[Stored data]
* * * *

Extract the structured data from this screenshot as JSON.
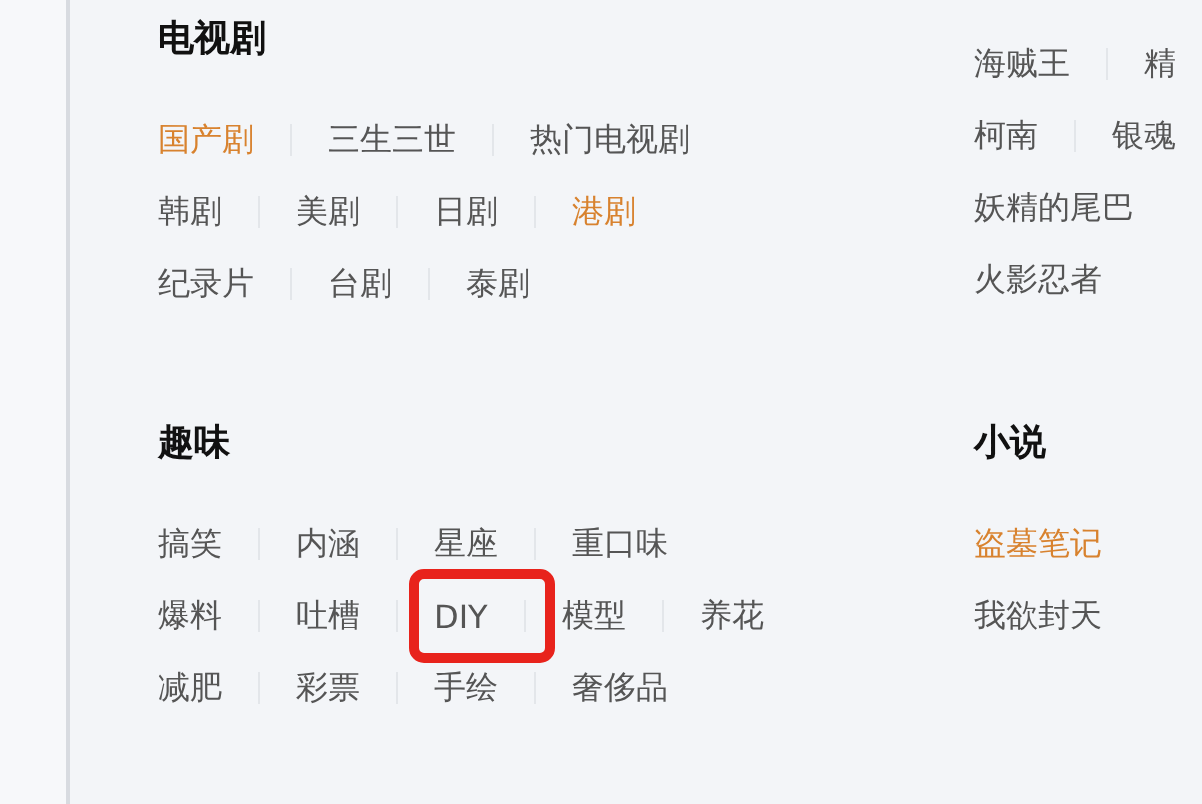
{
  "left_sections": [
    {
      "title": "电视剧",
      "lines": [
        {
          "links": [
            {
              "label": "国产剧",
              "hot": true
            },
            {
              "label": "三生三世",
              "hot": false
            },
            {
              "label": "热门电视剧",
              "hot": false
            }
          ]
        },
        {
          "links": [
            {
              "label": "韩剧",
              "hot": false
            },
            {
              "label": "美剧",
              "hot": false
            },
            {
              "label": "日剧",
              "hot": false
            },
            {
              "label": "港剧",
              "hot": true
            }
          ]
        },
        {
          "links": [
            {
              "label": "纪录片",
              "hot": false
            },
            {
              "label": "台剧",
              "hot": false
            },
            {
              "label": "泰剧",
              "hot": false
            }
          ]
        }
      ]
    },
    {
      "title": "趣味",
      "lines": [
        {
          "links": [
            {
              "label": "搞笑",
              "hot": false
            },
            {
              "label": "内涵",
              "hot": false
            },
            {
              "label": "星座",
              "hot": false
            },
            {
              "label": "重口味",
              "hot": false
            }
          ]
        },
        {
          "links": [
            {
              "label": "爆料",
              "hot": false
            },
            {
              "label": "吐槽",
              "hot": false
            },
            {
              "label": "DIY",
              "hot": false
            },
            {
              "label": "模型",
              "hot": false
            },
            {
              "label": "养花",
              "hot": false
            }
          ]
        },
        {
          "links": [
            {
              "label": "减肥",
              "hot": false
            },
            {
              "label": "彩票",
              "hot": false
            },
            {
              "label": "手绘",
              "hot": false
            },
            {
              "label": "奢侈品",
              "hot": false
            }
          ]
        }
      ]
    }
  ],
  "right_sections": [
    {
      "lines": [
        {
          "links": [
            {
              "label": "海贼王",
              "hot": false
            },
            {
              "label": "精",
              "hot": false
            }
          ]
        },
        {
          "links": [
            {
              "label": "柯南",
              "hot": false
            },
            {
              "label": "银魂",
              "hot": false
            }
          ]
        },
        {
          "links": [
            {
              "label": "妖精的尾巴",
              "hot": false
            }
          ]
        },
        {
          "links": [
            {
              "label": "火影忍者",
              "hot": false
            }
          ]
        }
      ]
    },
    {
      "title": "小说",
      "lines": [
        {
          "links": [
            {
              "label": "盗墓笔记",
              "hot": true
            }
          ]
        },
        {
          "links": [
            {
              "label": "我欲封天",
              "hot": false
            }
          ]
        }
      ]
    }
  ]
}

* * * *

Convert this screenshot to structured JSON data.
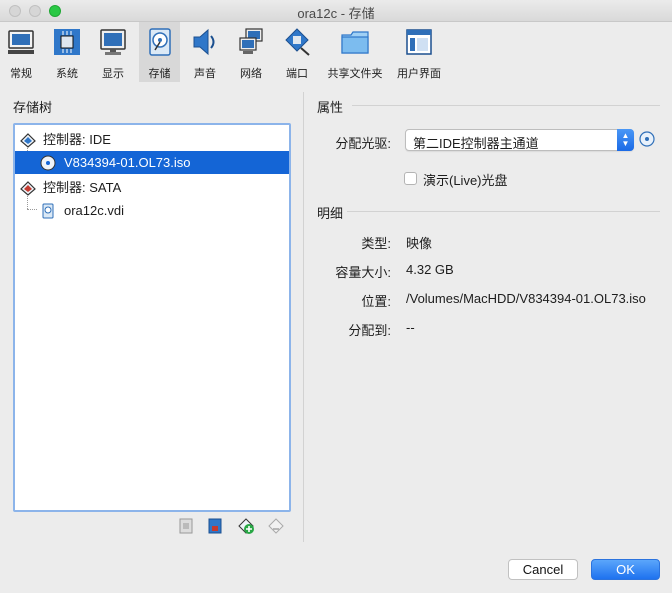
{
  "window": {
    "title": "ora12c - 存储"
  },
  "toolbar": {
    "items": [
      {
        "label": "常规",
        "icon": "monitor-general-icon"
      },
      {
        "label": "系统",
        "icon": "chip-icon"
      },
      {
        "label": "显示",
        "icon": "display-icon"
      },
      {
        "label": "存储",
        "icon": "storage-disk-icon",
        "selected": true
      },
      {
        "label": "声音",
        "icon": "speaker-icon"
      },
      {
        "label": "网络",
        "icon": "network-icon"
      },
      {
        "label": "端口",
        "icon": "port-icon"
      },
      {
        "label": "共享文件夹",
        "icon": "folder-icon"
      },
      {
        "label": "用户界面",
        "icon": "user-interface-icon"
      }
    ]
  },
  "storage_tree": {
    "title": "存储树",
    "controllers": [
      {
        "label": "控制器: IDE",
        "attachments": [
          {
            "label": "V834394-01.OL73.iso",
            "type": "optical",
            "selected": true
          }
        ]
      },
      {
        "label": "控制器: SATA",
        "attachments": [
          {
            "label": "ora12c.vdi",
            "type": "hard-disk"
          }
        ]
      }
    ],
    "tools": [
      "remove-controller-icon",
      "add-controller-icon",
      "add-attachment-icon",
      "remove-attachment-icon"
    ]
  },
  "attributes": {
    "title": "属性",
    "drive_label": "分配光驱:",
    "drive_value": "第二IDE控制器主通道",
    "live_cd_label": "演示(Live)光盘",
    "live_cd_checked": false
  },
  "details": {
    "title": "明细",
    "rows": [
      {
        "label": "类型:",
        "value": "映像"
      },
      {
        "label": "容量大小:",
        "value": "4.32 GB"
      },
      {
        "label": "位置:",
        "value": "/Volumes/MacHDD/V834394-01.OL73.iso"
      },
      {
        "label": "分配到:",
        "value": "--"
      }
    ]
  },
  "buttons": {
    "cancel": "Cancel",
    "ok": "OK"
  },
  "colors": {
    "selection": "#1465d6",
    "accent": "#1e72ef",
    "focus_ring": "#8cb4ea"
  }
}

* * * *

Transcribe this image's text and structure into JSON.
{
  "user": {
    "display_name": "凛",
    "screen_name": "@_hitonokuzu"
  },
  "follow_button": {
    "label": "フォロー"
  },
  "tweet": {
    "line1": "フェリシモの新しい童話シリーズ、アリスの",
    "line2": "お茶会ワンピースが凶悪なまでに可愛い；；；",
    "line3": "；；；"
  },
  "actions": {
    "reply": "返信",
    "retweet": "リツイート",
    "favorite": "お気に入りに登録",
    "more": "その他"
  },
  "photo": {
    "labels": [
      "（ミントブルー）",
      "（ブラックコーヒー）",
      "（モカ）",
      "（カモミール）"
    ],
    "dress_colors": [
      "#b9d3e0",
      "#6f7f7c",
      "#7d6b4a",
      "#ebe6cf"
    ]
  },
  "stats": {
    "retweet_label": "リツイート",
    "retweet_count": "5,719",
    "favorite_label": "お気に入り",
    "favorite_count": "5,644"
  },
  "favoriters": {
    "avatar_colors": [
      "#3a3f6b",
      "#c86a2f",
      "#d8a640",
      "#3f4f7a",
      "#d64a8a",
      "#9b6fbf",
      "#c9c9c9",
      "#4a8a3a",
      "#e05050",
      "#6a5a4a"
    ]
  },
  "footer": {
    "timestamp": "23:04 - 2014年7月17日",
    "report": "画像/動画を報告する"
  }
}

* * * *

*TASK TO COMPLETE:* Take each line containing the string "disk" and copy it out.

*RESULT OF THE EXERCISE:*
        "icon": "storage-disk-icon",
            "type": "hard-disk"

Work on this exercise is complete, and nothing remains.